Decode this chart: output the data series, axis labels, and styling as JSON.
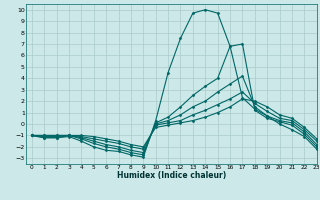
{
  "bg_color": "#cce8e8",
  "grid_color": "#aacccc",
  "line_color": "#006666",
  "xlabel": "Humidex (Indice chaleur)",
  "xlim": [
    -0.5,
    23
  ],
  "ylim": [
    -3.5,
    10.5
  ],
  "xticks": [
    0,
    1,
    2,
    3,
    4,
    5,
    6,
    7,
    8,
    9,
    10,
    11,
    12,
    13,
    14,
    15,
    16,
    17,
    18,
    19,
    20,
    21,
    22,
    23
  ],
  "yticks": [
    -3,
    -2,
    -1,
    0,
    1,
    2,
    3,
    4,
    5,
    6,
    7,
    8,
    9,
    10
  ],
  "series": [
    {
      "x": [
        0,
        1,
        2,
        3,
        4,
        5,
        6,
        7,
        8,
        9,
        10,
        11,
        12,
        13,
        14,
        15,
        16,
        17,
        18,
        19,
        20,
        21,
        22,
        23
      ],
      "y": [
        -1.0,
        -1.2,
        -1.2,
        -1.1,
        -1.5,
        -2.0,
        -2.3,
        -2.4,
        -2.7,
        -2.9,
        0.3,
        4.5,
        7.5,
        9.7,
        10.0,
        9.7,
        6.8,
        2.3,
        1.3,
        0.7,
        0.0,
        -0.5,
        -1.1,
        -2.2
      ]
    },
    {
      "x": [
        0,
        1,
        2,
        3,
        4,
        5,
        6,
        7,
        8,
        9,
        10,
        11,
        12,
        13,
        14,
        15,
        16,
        17,
        18,
        19,
        20,
        21,
        22,
        23
      ],
      "y": [
        -1.0,
        -1.2,
        -1.2,
        -1.0,
        -1.3,
        -1.7,
        -2.0,
        -2.2,
        -2.5,
        -2.7,
        0.1,
        0.6,
        1.5,
        2.5,
        3.3,
        4.0,
        6.8,
        7.0,
        1.2,
        0.5,
        0.2,
        -0.1,
        -0.9,
        -2.0
      ]
    },
    {
      "x": [
        0,
        1,
        2,
        3,
        4,
        5,
        6,
        7,
        8,
        9,
        10,
        11,
        12,
        13,
        14,
        15,
        16,
        17,
        18,
        19,
        20,
        21,
        22,
        23
      ],
      "y": [
        -1.0,
        -1.1,
        -1.1,
        -1.0,
        -1.2,
        -1.5,
        -1.8,
        -2.0,
        -2.3,
        -2.5,
        0.0,
        0.3,
        0.8,
        1.5,
        2.0,
        2.8,
        3.5,
        4.2,
        1.5,
        0.7,
        0.3,
        0.1,
        -0.7,
        -1.8
      ]
    },
    {
      "x": [
        0,
        1,
        2,
        3,
        4,
        5,
        6,
        7,
        8,
        9,
        10,
        11,
        12,
        13,
        14,
        15,
        16,
        17,
        18,
        19,
        20,
        21,
        22,
        23
      ],
      "y": [
        -1.0,
        -1.0,
        -1.0,
        -1.0,
        -1.1,
        -1.3,
        -1.5,
        -1.7,
        -2.0,
        -2.2,
        -0.1,
        0.1,
        0.3,
        0.8,
        1.2,
        1.7,
        2.2,
        2.8,
        1.8,
        1.1,
        0.5,
        0.3,
        -0.5,
        -1.5
      ]
    },
    {
      "x": [
        0,
        1,
        2,
        3,
        4,
        5,
        6,
        7,
        8,
        9,
        10,
        11,
        12,
        13,
        14,
        15,
        16,
        17,
        18,
        19,
        20,
        21,
        22,
        23
      ],
      "y": [
        -1.0,
        -1.0,
        -1.0,
        -1.0,
        -1.0,
        -1.1,
        -1.3,
        -1.5,
        -1.8,
        -2.0,
        -0.3,
        -0.1,
        0.1,
        0.3,
        0.6,
        1.0,
        1.5,
        2.2,
        2.0,
        1.5,
        0.8,
        0.5,
        -0.3,
        -1.3
      ]
    }
  ]
}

● Directions:
The pictures in the entries should be left out; output everything else exactly.

● Solved problem:
Decode this chart: output the data series, axis labels, and styling as JSON.
{
  "bg_color": "#cce8e8",
  "grid_color": "#aacccc",
  "line_color": "#006666",
  "xlabel": "Humidex (Indice chaleur)",
  "xlim": [
    -0.5,
    23
  ],
  "ylim": [
    -3.5,
    10.5
  ],
  "xticks": [
    0,
    1,
    2,
    3,
    4,
    5,
    6,
    7,
    8,
    9,
    10,
    11,
    12,
    13,
    14,
    15,
    16,
    17,
    18,
    19,
    20,
    21,
    22,
    23
  ],
  "yticks": [
    -3,
    -2,
    -1,
    0,
    1,
    2,
    3,
    4,
    5,
    6,
    7,
    8,
    9,
    10
  ],
  "series": [
    {
      "x": [
        0,
        1,
        2,
        3,
        4,
        5,
        6,
        7,
        8,
        9,
        10,
        11,
        12,
        13,
        14,
        15,
        16,
        17,
        18,
        19,
        20,
        21,
        22,
        23
      ],
      "y": [
        -1.0,
        -1.2,
        -1.2,
        -1.1,
        -1.5,
        -2.0,
        -2.3,
        -2.4,
        -2.7,
        -2.9,
        0.3,
        4.5,
        7.5,
        9.7,
        10.0,
        9.7,
        6.8,
        2.3,
        1.3,
        0.7,
        0.0,
        -0.5,
        -1.1,
        -2.2
      ]
    },
    {
      "x": [
        0,
        1,
        2,
        3,
        4,
        5,
        6,
        7,
        8,
        9,
        10,
        11,
        12,
        13,
        14,
        15,
        16,
        17,
        18,
        19,
        20,
        21,
        22,
        23
      ],
      "y": [
        -1.0,
        -1.2,
        -1.2,
        -1.0,
        -1.3,
        -1.7,
        -2.0,
        -2.2,
        -2.5,
        -2.7,
        0.1,
        0.6,
        1.5,
        2.5,
        3.3,
        4.0,
        6.8,
        7.0,
        1.2,
        0.5,
        0.2,
        -0.1,
        -0.9,
        -2.0
      ]
    },
    {
      "x": [
        0,
        1,
        2,
        3,
        4,
        5,
        6,
        7,
        8,
        9,
        10,
        11,
        12,
        13,
        14,
        15,
        16,
        17,
        18,
        19,
        20,
        21,
        22,
        23
      ],
      "y": [
        -1.0,
        -1.1,
        -1.1,
        -1.0,
        -1.2,
        -1.5,
        -1.8,
        -2.0,
        -2.3,
        -2.5,
        0.0,
        0.3,
        0.8,
        1.5,
        2.0,
        2.8,
        3.5,
        4.2,
        1.5,
        0.7,
        0.3,
        0.1,
        -0.7,
        -1.8
      ]
    },
    {
      "x": [
        0,
        1,
        2,
        3,
        4,
        5,
        6,
        7,
        8,
        9,
        10,
        11,
        12,
        13,
        14,
        15,
        16,
        17,
        18,
        19,
        20,
        21,
        22,
        23
      ],
      "y": [
        -1.0,
        -1.0,
        -1.0,
        -1.0,
        -1.1,
        -1.3,
        -1.5,
        -1.7,
        -2.0,
        -2.2,
        -0.1,
        0.1,
        0.3,
        0.8,
        1.2,
        1.7,
        2.2,
        2.8,
        1.8,
        1.1,
        0.5,
        0.3,
        -0.5,
        -1.5
      ]
    },
    {
      "x": [
        0,
        1,
        2,
        3,
        4,
        5,
        6,
        7,
        8,
        9,
        10,
        11,
        12,
        13,
        14,
        15,
        16,
        17,
        18,
        19,
        20,
        21,
        22,
        23
      ],
      "y": [
        -1.0,
        -1.0,
        -1.0,
        -1.0,
        -1.0,
        -1.1,
        -1.3,
        -1.5,
        -1.8,
        -2.0,
        -0.3,
        -0.1,
        0.1,
        0.3,
        0.6,
        1.0,
        1.5,
        2.2,
        2.0,
        1.5,
        0.8,
        0.5,
        -0.3,
        -1.3
      ]
    }
  ]
}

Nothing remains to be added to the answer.